◆ **WORK REQUIRED**:
Please copy out every one of the entries below exactly as they appear, line for line.

◆ **DATA FOR THIS TASK**:
• • • •

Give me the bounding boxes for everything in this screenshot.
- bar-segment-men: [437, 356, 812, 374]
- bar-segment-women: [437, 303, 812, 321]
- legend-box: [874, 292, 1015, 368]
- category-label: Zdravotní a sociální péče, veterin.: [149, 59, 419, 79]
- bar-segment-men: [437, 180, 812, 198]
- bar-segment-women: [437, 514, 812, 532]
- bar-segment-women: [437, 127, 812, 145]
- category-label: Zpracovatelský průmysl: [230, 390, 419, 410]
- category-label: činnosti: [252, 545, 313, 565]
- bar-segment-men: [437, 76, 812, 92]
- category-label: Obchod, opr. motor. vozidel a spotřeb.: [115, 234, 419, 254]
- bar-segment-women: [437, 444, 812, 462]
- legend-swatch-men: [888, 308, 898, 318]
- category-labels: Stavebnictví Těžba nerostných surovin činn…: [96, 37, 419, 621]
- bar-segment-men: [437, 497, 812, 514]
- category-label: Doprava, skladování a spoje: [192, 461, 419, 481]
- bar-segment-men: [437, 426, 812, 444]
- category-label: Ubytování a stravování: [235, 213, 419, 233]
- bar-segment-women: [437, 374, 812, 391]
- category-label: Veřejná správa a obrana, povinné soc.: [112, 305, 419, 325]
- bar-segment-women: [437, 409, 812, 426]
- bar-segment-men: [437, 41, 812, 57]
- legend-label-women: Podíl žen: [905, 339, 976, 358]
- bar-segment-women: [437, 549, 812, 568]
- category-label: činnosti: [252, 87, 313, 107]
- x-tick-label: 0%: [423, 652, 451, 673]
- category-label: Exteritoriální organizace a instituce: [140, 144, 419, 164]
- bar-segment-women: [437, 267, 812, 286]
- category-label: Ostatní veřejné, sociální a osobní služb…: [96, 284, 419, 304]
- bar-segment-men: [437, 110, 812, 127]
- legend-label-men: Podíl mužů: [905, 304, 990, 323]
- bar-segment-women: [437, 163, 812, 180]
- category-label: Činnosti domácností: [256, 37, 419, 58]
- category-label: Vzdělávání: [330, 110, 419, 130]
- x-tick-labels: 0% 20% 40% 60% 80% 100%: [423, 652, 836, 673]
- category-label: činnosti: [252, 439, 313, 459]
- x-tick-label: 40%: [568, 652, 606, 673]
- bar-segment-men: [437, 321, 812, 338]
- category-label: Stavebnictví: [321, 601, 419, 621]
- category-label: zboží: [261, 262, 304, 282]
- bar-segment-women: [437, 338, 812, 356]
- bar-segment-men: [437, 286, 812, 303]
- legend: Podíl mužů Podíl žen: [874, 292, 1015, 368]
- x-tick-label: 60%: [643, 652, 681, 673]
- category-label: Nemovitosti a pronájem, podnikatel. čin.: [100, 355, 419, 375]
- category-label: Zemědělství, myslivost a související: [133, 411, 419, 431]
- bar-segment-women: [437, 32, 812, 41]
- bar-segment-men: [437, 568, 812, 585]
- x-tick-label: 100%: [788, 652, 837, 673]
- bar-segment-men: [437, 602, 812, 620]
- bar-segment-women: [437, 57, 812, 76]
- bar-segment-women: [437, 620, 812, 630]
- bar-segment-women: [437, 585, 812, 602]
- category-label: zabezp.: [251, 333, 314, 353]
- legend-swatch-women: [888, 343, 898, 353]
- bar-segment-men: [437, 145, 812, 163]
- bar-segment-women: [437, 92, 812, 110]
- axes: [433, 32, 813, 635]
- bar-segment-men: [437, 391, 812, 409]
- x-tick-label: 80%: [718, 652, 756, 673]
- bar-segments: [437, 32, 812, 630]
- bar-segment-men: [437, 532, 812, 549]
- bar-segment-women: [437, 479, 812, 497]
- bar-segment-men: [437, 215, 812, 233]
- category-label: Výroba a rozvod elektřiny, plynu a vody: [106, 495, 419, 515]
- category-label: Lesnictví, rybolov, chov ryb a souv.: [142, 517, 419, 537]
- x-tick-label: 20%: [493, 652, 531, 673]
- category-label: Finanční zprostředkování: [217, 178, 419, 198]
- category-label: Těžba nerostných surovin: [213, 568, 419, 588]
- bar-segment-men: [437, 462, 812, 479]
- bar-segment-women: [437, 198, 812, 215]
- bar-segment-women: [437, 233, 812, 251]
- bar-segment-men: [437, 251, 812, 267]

• • • •

◆ **ANSWER TO THE TASK**:
Give me the bounding boxes for everything in this screenshot.
- bar-segment-men: [437, 356, 812, 374]
- bar-segment-women: [437, 303, 812, 321]
- legend-box: [874, 292, 1015, 368]
- category-label: Zdravotní a sociální péče, veterin.: [149, 59, 419, 79]
- bar-segment-men: [437, 180, 812, 198]
- bar-segment-women: [437, 514, 812, 532]
- bar-segment-women: [437, 127, 812, 145]
- category-label: Zpracovatelský průmysl: [230, 390, 419, 410]
- category-label: činnosti: [252, 545, 313, 565]
- bar-segment-men: [437, 76, 812, 92]
- category-label: Obchod, opr. motor. vozidel a spotřeb.: [115, 234, 419, 254]
- bar-segment-women: [437, 444, 812, 462]
- legend-swatch-men: [888, 308, 898, 318]
- category-labels: Stavebnictví Těžba nerostných surovin činn…: [96, 37, 419, 621]
- bar-segment-men: [437, 497, 812, 514]
- category-label: Doprava, skladování a spoje: [192, 461, 419, 481]
- bar-segment-men: [437, 426, 812, 444]
- category-label: Ubytování a stravování: [235, 213, 419, 233]
- bar-segment-women: [437, 374, 812, 391]
- category-label: Veřejná správa a obrana, povinné soc.: [112, 305, 419, 325]
- bar-segment-women: [437, 409, 812, 426]
- bar-segment-men: [437, 41, 812, 57]
- legend-label-women: Podíl žen: [905, 339, 976, 358]
- bar-segment-women: [437, 549, 812, 568]
- category-label: činnosti: [252, 87, 313, 107]
- x-tick-label: 0%: [423, 652, 451, 673]
- category-label: Exteritoriální organizace a instituce: [140, 144, 419, 164]
- bar-segment-women: [437, 267, 812, 286]
- category-label: Ostatní veřejné, sociální a osobní služb…: [96, 284, 419, 304]
- bar-segment-men: [437, 110, 812, 127]
- legend-label-men: Podíl mužů: [905, 304, 990, 323]
- bar-segment-women: [437, 163, 812, 180]
- category-label: Činnosti domácností: [256, 37, 419, 58]
- category-label: Vzdělávání: [330, 110, 419, 130]
- x-tick-labels: 0% 20% 40% 60% 80% 100%: [423, 652, 836, 673]
- category-label: činnosti: [252, 439, 313, 459]
- x-tick-label: 40%: [568, 652, 606, 673]
- bar-segment-men: [437, 321, 812, 338]
- category-label: Stavebnictví: [321, 601, 419, 621]
- category-label: zboží: [261, 262, 304, 282]
- bar-segment-women: [437, 338, 812, 356]
- bar-segment-men: [437, 286, 812, 303]
- legend: Podíl mužů Podíl žen: [874, 292, 1015, 368]
- x-tick-label: 60%: [643, 652, 681, 673]
- category-label: Nemovitosti a pronájem, podnikatel. čin.: [100, 355, 419, 375]
- category-label: Zemědělství, myslivost a související: [133, 411, 419, 431]
- bar-segment-women: [437, 32, 812, 41]
- bar-segment-men: [437, 568, 812, 585]
- x-tick-label: 100%: [788, 652, 837, 673]
- bar-segment-men: [437, 602, 812, 620]
- bar-segment-women: [437, 57, 812, 76]
- bar-segment-women: [437, 620, 812, 630]
- bar-segment-women: [437, 585, 812, 602]
- category-label: zabezp.: [251, 333, 314, 353]
- legend-swatch-women: [888, 343, 898, 353]
- bar-segment-men: [437, 145, 812, 163]
- bar-segment-women: [437, 92, 812, 110]
- axes: [433, 32, 813, 635]
- bar-segment-men: [437, 391, 812, 409]
- x-tick-label: 80%: [718, 652, 756, 673]
- bar-segments: [437, 32, 812, 630]
- bar-segment-men: [437, 532, 812, 549]
- bar-segment-women: [437, 479, 812, 497]
- bar-segment-men: [437, 215, 812, 233]
- category-label: Výroba a rozvod elektřiny, plynu a vody: [106, 495, 419, 515]
- category-label: Lesnictví, rybolov, chov ryb a souv.: [142, 517, 419, 537]
- x-tick-label: 20%: [493, 652, 531, 673]
- category-label: Finanční zprostředkování: [217, 178, 419, 198]
- category-label: Těžba nerostných surovin: [213, 568, 419, 588]
- bar-segment-men: [437, 462, 812, 479]
- bar-segment-women: [437, 198, 812, 215]
- bar-segment-women: [437, 233, 812, 251]
- bar-segment-men: [437, 251, 812, 267]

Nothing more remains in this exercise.